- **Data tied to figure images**
• • • • •
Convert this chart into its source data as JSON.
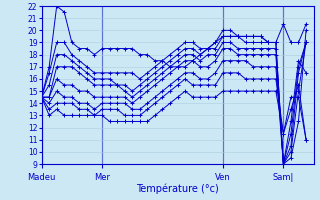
{
  "xlabel": "Température (°c)",
  "ylim": [
    9,
    22
  ],
  "yticks": [
    9,
    10,
    11,
    12,
    13,
    14,
    15,
    16,
    17,
    18,
    19,
    20,
    21,
    22
  ],
  "bg_color": "#cce8f4",
  "grid_color": "#aacce0",
  "line_color": "#0000cc",
  "day_labels": [
    "Madeu",
    "Mer",
    "Ven",
    "Sam|"
  ],
  "day_positions": [
    0,
    48,
    144,
    192
  ],
  "xlim": [
    0,
    216
  ],
  "series": [
    {
      "x": [
        0,
        6,
        12,
        18,
        24,
        30,
        36,
        42,
        48,
        54,
        60,
        66,
        72,
        78,
        84,
        90,
        96,
        102,
        108,
        114,
        120,
        126,
        132,
        138,
        144,
        150,
        156,
        162,
        168,
        174,
        180,
        186,
        192,
        198,
        204,
        210
      ],
      "y": [
        14.5,
        17.0,
        22.0,
        21.5,
        19.0,
        18.5,
        18.5,
        18.0,
        18.5,
        18.5,
        18.5,
        18.5,
        18.5,
        18.0,
        18.0,
        17.5,
        17.5,
        17.0,
        17.0,
        17.0,
        17.5,
        18.0,
        18.5,
        19.0,
        19.5,
        19.5,
        19.5,
        19.5,
        19.5,
        19.5,
        19.0,
        19.0,
        20.5,
        19.0,
        19.0,
        20.5
      ]
    },
    {
      "x": [
        0,
        6,
        12,
        18,
        24,
        30,
        36,
        42,
        48,
        54,
        60,
        66,
        72,
        78,
        84,
        90,
        96,
        102,
        108,
        114,
        120,
        126,
        132,
        138,
        144,
        150,
        156,
        162,
        168,
        174,
        180,
        186,
        192,
        198,
        204,
        210
      ],
      "y": [
        14.5,
        16.5,
        19.0,
        19.0,
        18.0,
        17.5,
        17.0,
        16.5,
        16.5,
        16.5,
        16.5,
        16.5,
        16.5,
        16.0,
        16.5,
        17.0,
        17.5,
        18.0,
        18.5,
        19.0,
        19.0,
        18.5,
        18.5,
        19.0,
        20.0,
        20.0,
        19.5,
        19.5,
        19.5,
        19.5,
        19.0,
        19.0,
        9.0,
        9.5,
        12.5,
        20.0
      ]
    },
    {
      "x": [
        0,
        6,
        12,
        18,
        24,
        30,
        36,
        42,
        48,
        54,
        60,
        66,
        72,
        78,
        84,
        90,
        96,
        102,
        108,
        114,
        120,
        126,
        132,
        138,
        144,
        150,
        156,
        162,
        168,
        174,
        180,
        186,
        192,
        198,
        204,
        210
      ],
      "y": [
        14.5,
        15.5,
        18.0,
        18.0,
        17.5,
        17.0,
        16.5,
        16.0,
        16.0,
        16.0,
        15.5,
        15.5,
        15.0,
        15.5,
        16.0,
        16.5,
        17.0,
        17.5,
        18.0,
        18.5,
        18.5,
        18.0,
        18.5,
        18.5,
        19.5,
        19.5,
        19.5,
        19.0,
        19.0,
        19.0,
        19.0,
        19.0,
        9.0,
        10.0,
        15.0,
        19.0
      ]
    },
    {
      "x": [
        0,
        6,
        12,
        18,
        24,
        30,
        36,
        42,
        48,
        54,
        60,
        66,
        72,
        78,
        84,
        90,
        96,
        102,
        108,
        114,
        120,
        126,
        132,
        138,
        144,
        150,
        156,
        162,
        168,
        174,
        180,
        186,
        192,
        198,
        204,
        210
      ],
      "y": [
        14.5,
        14.5,
        17.0,
        17.0,
        17.0,
        16.5,
        16.0,
        15.5,
        15.5,
        15.5,
        15.5,
        15.0,
        14.5,
        15.0,
        15.5,
        16.0,
        16.5,
        17.0,
        17.5,
        18.0,
        18.0,
        17.5,
        18.0,
        18.0,
        19.0,
        19.0,
        18.5,
        18.5,
        18.5,
        18.5,
        18.5,
        18.5,
        9.0,
        10.5,
        16.5,
        19.0
      ]
    },
    {
      "x": [
        0,
        6,
        12,
        18,
        24,
        30,
        36,
        42,
        48,
        54,
        60,
        66,
        72,
        78,
        84,
        90,
        96,
        102,
        108,
        114,
        120,
        126,
        132,
        138,
        144,
        150,
        156,
        162,
        168,
        174,
        180,
        186,
        192,
        198,
        204,
        210
      ],
      "y": [
        14.5,
        14.5,
        16.0,
        15.5,
        15.5,
        15.0,
        15.0,
        14.5,
        14.5,
        14.5,
        14.5,
        14.5,
        14.0,
        14.5,
        15.0,
        15.5,
        16.0,
        16.5,
        17.0,
        17.5,
        17.5,
        17.0,
        17.0,
        17.5,
        18.5,
        18.5,
        18.0,
        18.0,
        18.0,
        18.0,
        18.0,
        18.0,
        9.0,
        11.5,
        17.0,
        19.0
      ]
    },
    {
      "x": [
        0,
        6,
        12,
        18,
        24,
        30,
        36,
        42,
        48,
        54,
        60,
        66,
        72,
        78,
        84,
        90,
        96,
        102,
        108,
        114,
        120,
        126,
        132,
        138,
        144,
        150,
        156,
        162,
        168,
        174,
        180,
        186,
        192,
        198,
        204,
        210
      ],
      "y": [
        14.5,
        14.0,
        15.0,
        14.5,
        14.5,
        14.0,
        14.0,
        13.5,
        14.0,
        14.0,
        14.0,
        14.0,
        13.5,
        13.5,
        14.0,
        14.5,
        15.0,
        15.5,
        16.0,
        16.5,
        16.5,
        16.0,
        16.0,
        16.5,
        17.5,
        17.5,
        17.5,
        17.5,
        17.0,
        17.0,
        17.0,
        17.0,
        9.0,
        12.5,
        17.5,
        16.5
      ]
    },
    {
      "x": [
        0,
        6,
        12,
        18,
        24,
        30,
        36,
        42,
        48,
        54,
        60,
        66,
        72,
        78,
        84,
        90,
        96,
        102,
        108,
        114,
        120,
        126,
        132,
        138,
        144,
        150,
        156,
        162,
        168,
        174,
        180,
        186,
        192,
        198,
        204,
        210
      ],
      "y": [
        14.5,
        13.5,
        14.0,
        14.0,
        14.0,
        13.5,
        13.5,
        13.0,
        13.5,
        13.5,
        13.5,
        13.0,
        13.0,
        13.0,
        13.5,
        14.0,
        14.5,
        15.0,
        15.5,
        16.0,
        15.5,
        15.5,
        15.5,
        15.5,
        16.5,
        16.5,
        16.5,
        16.0,
        16.0,
        16.0,
        16.0,
        16.0,
        11.5,
        13.5,
        15.5,
        11.0
      ]
    },
    {
      "x": [
        0,
        6,
        12,
        18,
        24,
        30,
        36,
        42,
        48,
        54,
        60,
        66,
        72,
        78,
        84,
        90,
        96,
        102,
        108,
        114,
        120,
        126,
        132,
        138,
        144,
        150,
        156,
        162,
        168,
        174,
        180,
        186,
        192,
        198,
        204,
        210
      ],
      "y": [
        14.5,
        13.0,
        13.5,
        13.0,
        13.0,
        13.0,
        13.0,
        13.0,
        13.0,
        12.5,
        12.5,
        12.5,
        12.5,
        12.5,
        12.5,
        13.0,
        13.5,
        14.0,
        14.5,
        15.0,
        14.5,
        14.5,
        14.5,
        14.5,
        15.0,
        15.0,
        15.0,
        15.0,
        15.0,
        15.0,
        15.0,
        15.0,
        11.5,
        14.5,
        14.5,
        11.0
      ]
    }
  ]
}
• • • • •
- **Objective**
Go through the entries above and output them exactly, without pictures.

- **Written answer**
Convert this chart into its source data as JSON.
{
  "xlabel": "Température (°c)",
  "ylim": [
    9,
    22
  ],
  "yticks": [
    9,
    10,
    11,
    12,
    13,
    14,
    15,
    16,
    17,
    18,
    19,
    20,
    21,
    22
  ],
  "bg_color": "#cce8f4",
  "grid_color": "#aacce0",
  "line_color": "#0000cc",
  "day_labels": [
    "Madeu",
    "Mer",
    "Ven",
    "Sam|"
  ],
  "day_positions": [
    0,
    48,
    144,
    192
  ],
  "xlim": [
    0,
    216
  ],
  "series": [
    {
      "x": [
        0,
        6,
        12,
        18,
        24,
        30,
        36,
        42,
        48,
        54,
        60,
        66,
        72,
        78,
        84,
        90,
        96,
        102,
        108,
        114,
        120,
        126,
        132,
        138,
        144,
        150,
        156,
        162,
        168,
        174,
        180,
        186,
        192,
        198,
        204,
        210
      ],
      "y": [
        14.5,
        17.0,
        22.0,
        21.5,
        19.0,
        18.5,
        18.5,
        18.0,
        18.5,
        18.5,
        18.5,
        18.5,
        18.5,
        18.0,
        18.0,
        17.5,
        17.5,
        17.0,
        17.0,
        17.0,
        17.5,
        18.0,
        18.5,
        19.0,
        19.5,
        19.5,
        19.5,
        19.5,
        19.5,
        19.5,
        19.0,
        19.0,
        20.5,
        19.0,
        19.0,
        20.5
      ]
    },
    {
      "x": [
        0,
        6,
        12,
        18,
        24,
        30,
        36,
        42,
        48,
        54,
        60,
        66,
        72,
        78,
        84,
        90,
        96,
        102,
        108,
        114,
        120,
        126,
        132,
        138,
        144,
        150,
        156,
        162,
        168,
        174,
        180,
        186,
        192,
        198,
        204,
        210
      ],
      "y": [
        14.5,
        16.5,
        19.0,
        19.0,
        18.0,
        17.5,
        17.0,
        16.5,
        16.5,
        16.5,
        16.5,
        16.5,
        16.5,
        16.0,
        16.5,
        17.0,
        17.5,
        18.0,
        18.5,
        19.0,
        19.0,
        18.5,
        18.5,
        19.0,
        20.0,
        20.0,
        19.5,
        19.5,
        19.5,
        19.5,
        19.0,
        19.0,
        9.0,
        9.5,
        12.5,
        20.0
      ]
    },
    {
      "x": [
        0,
        6,
        12,
        18,
        24,
        30,
        36,
        42,
        48,
        54,
        60,
        66,
        72,
        78,
        84,
        90,
        96,
        102,
        108,
        114,
        120,
        126,
        132,
        138,
        144,
        150,
        156,
        162,
        168,
        174,
        180,
        186,
        192,
        198,
        204,
        210
      ],
      "y": [
        14.5,
        15.5,
        18.0,
        18.0,
        17.5,
        17.0,
        16.5,
        16.0,
        16.0,
        16.0,
        15.5,
        15.5,
        15.0,
        15.5,
        16.0,
        16.5,
        17.0,
        17.5,
        18.0,
        18.5,
        18.5,
        18.0,
        18.5,
        18.5,
        19.5,
        19.5,
        19.5,
        19.0,
        19.0,
        19.0,
        19.0,
        19.0,
        9.0,
        10.0,
        15.0,
        19.0
      ]
    },
    {
      "x": [
        0,
        6,
        12,
        18,
        24,
        30,
        36,
        42,
        48,
        54,
        60,
        66,
        72,
        78,
        84,
        90,
        96,
        102,
        108,
        114,
        120,
        126,
        132,
        138,
        144,
        150,
        156,
        162,
        168,
        174,
        180,
        186,
        192,
        198,
        204,
        210
      ],
      "y": [
        14.5,
        14.5,
        17.0,
        17.0,
        17.0,
        16.5,
        16.0,
        15.5,
        15.5,
        15.5,
        15.5,
        15.0,
        14.5,
        15.0,
        15.5,
        16.0,
        16.5,
        17.0,
        17.5,
        18.0,
        18.0,
        17.5,
        18.0,
        18.0,
        19.0,
        19.0,
        18.5,
        18.5,
        18.5,
        18.5,
        18.5,
        18.5,
        9.0,
        10.5,
        16.5,
        19.0
      ]
    },
    {
      "x": [
        0,
        6,
        12,
        18,
        24,
        30,
        36,
        42,
        48,
        54,
        60,
        66,
        72,
        78,
        84,
        90,
        96,
        102,
        108,
        114,
        120,
        126,
        132,
        138,
        144,
        150,
        156,
        162,
        168,
        174,
        180,
        186,
        192,
        198,
        204,
        210
      ],
      "y": [
        14.5,
        14.5,
        16.0,
        15.5,
        15.5,
        15.0,
        15.0,
        14.5,
        14.5,
        14.5,
        14.5,
        14.5,
        14.0,
        14.5,
        15.0,
        15.5,
        16.0,
        16.5,
        17.0,
        17.5,
        17.5,
        17.0,
        17.0,
        17.5,
        18.5,
        18.5,
        18.0,
        18.0,
        18.0,
        18.0,
        18.0,
        18.0,
        9.0,
        11.5,
        17.0,
        19.0
      ]
    },
    {
      "x": [
        0,
        6,
        12,
        18,
        24,
        30,
        36,
        42,
        48,
        54,
        60,
        66,
        72,
        78,
        84,
        90,
        96,
        102,
        108,
        114,
        120,
        126,
        132,
        138,
        144,
        150,
        156,
        162,
        168,
        174,
        180,
        186,
        192,
        198,
        204,
        210
      ],
      "y": [
        14.5,
        14.0,
        15.0,
        14.5,
        14.5,
        14.0,
        14.0,
        13.5,
        14.0,
        14.0,
        14.0,
        14.0,
        13.5,
        13.5,
        14.0,
        14.5,
        15.0,
        15.5,
        16.0,
        16.5,
        16.5,
        16.0,
        16.0,
        16.5,
        17.5,
        17.5,
        17.5,
        17.5,
        17.0,
        17.0,
        17.0,
        17.0,
        9.0,
        12.5,
        17.5,
        16.5
      ]
    },
    {
      "x": [
        0,
        6,
        12,
        18,
        24,
        30,
        36,
        42,
        48,
        54,
        60,
        66,
        72,
        78,
        84,
        90,
        96,
        102,
        108,
        114,
        120,
        126,
        132,
        138,
        144,
        150,
        156,
        162,
        168,
        174,
        180,
        186,
        192,
        198,
        204,
        210
      ],
      "y": [
        14.5,
        13.5,
        14.0,
        14.0,
        14.0,
        13.5,
        13.5,
        13.0,
        13.5,
        13.5,
        13.5,
        13.0,
        13.0,
        13.0,
        13.5,
        14.0,
        14.5,
        15.0,
        15.5,
        16.0,
        15.5,
        15.5,
        15.5,
        15.5,
        16.5,
        16.5,
        16.5,
        16.0,
        16.0,
        16.0,
        16.0,
        16.0,
        11.5,
        13.5,
        15.5,
        11.0
      ]
    },
    {
      "x": [
        0,
        6,
        12,
        18,
        24,
        30,
        36,
        42,
        48,
        54,
        60,
        66,
        72,
        78,
        84,
        90,
        96,
        102,
        108,
        114,
        120,
        126,
        132,
        138,
        144,
        150,
        156,
        162,
        168,
        174,
        180,
        186,
        192,
        198,
        204,
        210
      ],
      "y": [
        14.5,
        13.0,
        13.5,
        13.0,
        13.0,
        13.0,
        13.0,
        13.0,
        13.0,
        12.5,
        12.5,
        12.5,
        12.5,
        12.5,
        12.5,
        13.0,
        13.5,
        14.0,
        14.5,
        15.0,
        14.5,
        14.5,
        14.5,
        14.5,
        15.0,
        15.0,
        15.0,
        15.0,
        15.0,
        15.0,
        15.0,
        15.0,
        11.5,
        14.5,
        14.5,
        11.0
      ]
    }
  ]
}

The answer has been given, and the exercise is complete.